§ Goal:
All lines holding the string "marker" are to be shown.

§ Given information:
------------
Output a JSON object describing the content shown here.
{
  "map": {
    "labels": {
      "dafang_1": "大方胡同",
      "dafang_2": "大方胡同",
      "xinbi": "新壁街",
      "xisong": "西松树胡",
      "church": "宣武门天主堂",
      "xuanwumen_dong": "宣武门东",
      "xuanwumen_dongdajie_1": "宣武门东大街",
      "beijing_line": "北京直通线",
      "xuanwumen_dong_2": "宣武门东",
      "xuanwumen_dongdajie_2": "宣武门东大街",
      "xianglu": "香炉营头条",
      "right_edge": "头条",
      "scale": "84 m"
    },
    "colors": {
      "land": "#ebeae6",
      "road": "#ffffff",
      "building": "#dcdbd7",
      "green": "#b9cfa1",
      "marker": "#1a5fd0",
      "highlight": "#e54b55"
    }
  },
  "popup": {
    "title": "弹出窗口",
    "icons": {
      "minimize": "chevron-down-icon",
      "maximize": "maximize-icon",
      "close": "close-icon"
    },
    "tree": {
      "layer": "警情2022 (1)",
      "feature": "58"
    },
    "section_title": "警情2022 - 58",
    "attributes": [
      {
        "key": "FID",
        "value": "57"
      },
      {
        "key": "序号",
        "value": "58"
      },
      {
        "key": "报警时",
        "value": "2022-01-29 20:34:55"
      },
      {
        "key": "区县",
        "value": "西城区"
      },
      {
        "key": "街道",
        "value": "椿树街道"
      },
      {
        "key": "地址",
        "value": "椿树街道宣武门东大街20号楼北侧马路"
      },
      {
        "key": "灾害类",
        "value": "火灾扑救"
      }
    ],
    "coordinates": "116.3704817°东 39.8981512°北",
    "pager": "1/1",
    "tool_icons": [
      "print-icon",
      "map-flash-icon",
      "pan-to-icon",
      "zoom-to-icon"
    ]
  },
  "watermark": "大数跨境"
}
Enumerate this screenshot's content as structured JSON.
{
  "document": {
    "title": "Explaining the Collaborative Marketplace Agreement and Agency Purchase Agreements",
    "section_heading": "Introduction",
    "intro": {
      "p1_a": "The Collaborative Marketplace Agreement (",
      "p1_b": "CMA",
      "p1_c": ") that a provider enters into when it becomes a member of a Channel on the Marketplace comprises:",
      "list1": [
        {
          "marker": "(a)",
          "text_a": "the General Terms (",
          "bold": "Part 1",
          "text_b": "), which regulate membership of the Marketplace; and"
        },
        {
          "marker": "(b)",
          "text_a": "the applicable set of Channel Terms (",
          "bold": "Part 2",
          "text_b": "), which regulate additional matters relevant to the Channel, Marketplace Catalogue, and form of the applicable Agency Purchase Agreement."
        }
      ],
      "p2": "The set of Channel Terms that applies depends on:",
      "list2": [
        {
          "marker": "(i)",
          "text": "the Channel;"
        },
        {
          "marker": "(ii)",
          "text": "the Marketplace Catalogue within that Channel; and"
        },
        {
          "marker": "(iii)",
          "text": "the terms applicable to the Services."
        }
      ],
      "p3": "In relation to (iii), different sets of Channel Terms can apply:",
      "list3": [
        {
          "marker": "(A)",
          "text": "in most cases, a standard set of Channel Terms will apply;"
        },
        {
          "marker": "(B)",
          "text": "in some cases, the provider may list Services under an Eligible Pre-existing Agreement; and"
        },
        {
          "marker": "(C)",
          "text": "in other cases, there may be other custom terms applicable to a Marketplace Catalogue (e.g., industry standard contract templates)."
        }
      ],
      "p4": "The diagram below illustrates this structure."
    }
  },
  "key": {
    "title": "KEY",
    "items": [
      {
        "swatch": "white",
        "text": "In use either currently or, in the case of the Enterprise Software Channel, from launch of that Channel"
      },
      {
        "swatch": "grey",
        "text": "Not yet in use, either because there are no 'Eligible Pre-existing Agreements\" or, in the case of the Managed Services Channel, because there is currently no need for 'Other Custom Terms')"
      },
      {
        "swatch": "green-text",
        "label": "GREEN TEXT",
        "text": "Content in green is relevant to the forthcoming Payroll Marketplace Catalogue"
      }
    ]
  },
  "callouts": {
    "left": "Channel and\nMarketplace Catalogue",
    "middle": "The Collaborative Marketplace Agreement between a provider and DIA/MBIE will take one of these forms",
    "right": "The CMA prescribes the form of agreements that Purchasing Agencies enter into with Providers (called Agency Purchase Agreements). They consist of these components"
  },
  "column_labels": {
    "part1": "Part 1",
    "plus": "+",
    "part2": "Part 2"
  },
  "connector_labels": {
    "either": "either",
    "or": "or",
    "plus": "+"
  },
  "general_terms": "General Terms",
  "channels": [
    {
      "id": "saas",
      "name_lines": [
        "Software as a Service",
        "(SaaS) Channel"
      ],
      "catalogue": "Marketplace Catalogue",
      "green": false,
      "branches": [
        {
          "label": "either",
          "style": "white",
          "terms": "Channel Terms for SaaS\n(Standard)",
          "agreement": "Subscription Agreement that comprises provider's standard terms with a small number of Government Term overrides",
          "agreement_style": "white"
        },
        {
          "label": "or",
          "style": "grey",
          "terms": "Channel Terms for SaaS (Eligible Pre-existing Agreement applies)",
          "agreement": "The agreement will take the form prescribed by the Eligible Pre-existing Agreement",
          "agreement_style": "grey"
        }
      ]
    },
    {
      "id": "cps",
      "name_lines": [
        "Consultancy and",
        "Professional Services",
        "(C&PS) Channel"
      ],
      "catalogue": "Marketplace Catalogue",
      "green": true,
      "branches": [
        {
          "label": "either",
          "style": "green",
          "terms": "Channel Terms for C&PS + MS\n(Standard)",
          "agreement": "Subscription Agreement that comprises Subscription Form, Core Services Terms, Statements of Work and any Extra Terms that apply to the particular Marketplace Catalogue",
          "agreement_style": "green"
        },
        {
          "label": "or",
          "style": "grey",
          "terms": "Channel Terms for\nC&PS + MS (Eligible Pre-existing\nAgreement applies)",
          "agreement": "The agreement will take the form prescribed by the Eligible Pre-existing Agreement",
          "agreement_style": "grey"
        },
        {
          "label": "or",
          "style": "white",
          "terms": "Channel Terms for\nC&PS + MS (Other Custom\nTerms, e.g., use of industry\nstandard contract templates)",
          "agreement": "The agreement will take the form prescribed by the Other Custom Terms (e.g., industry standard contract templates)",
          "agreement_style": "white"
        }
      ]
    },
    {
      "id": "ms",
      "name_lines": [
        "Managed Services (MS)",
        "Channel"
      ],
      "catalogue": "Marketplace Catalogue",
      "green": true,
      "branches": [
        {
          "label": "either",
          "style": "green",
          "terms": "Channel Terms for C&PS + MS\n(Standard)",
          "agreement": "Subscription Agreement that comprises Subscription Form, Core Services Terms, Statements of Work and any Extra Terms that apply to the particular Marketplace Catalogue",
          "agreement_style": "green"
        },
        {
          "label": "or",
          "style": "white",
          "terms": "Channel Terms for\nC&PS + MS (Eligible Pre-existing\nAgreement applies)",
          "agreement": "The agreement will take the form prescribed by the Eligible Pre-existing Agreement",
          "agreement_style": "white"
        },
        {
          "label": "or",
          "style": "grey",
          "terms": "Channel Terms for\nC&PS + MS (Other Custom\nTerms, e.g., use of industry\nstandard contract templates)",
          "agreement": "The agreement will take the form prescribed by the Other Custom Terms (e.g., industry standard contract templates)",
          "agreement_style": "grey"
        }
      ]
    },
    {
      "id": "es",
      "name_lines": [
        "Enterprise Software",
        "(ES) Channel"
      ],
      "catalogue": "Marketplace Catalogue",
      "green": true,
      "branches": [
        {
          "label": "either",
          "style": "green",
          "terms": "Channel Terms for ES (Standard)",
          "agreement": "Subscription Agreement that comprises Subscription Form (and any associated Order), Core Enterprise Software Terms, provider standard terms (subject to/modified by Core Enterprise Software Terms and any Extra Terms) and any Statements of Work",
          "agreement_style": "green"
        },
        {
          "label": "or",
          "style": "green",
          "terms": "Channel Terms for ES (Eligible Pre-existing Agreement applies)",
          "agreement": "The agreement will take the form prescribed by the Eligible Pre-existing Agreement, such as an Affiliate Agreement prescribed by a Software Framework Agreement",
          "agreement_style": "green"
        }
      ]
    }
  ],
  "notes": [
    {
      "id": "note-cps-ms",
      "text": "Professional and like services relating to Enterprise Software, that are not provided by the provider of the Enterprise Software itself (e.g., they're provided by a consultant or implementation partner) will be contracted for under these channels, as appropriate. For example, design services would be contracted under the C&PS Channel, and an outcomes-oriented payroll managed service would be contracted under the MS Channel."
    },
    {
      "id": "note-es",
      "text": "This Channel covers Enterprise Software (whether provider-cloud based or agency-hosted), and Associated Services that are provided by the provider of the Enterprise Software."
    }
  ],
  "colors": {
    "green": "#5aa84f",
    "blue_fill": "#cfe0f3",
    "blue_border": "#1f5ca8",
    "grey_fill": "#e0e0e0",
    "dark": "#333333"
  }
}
------------
§ Final answer:
      "marker": "#1a5fd0",
          "marker": "(a)",
          "marker": "(b)",
          "marker": "(i)",
          "marker": "(ii)",
          "marker": "(iii)",
          "marker": "(A)",
          "marker": "(B)",
          "marker": "(C)",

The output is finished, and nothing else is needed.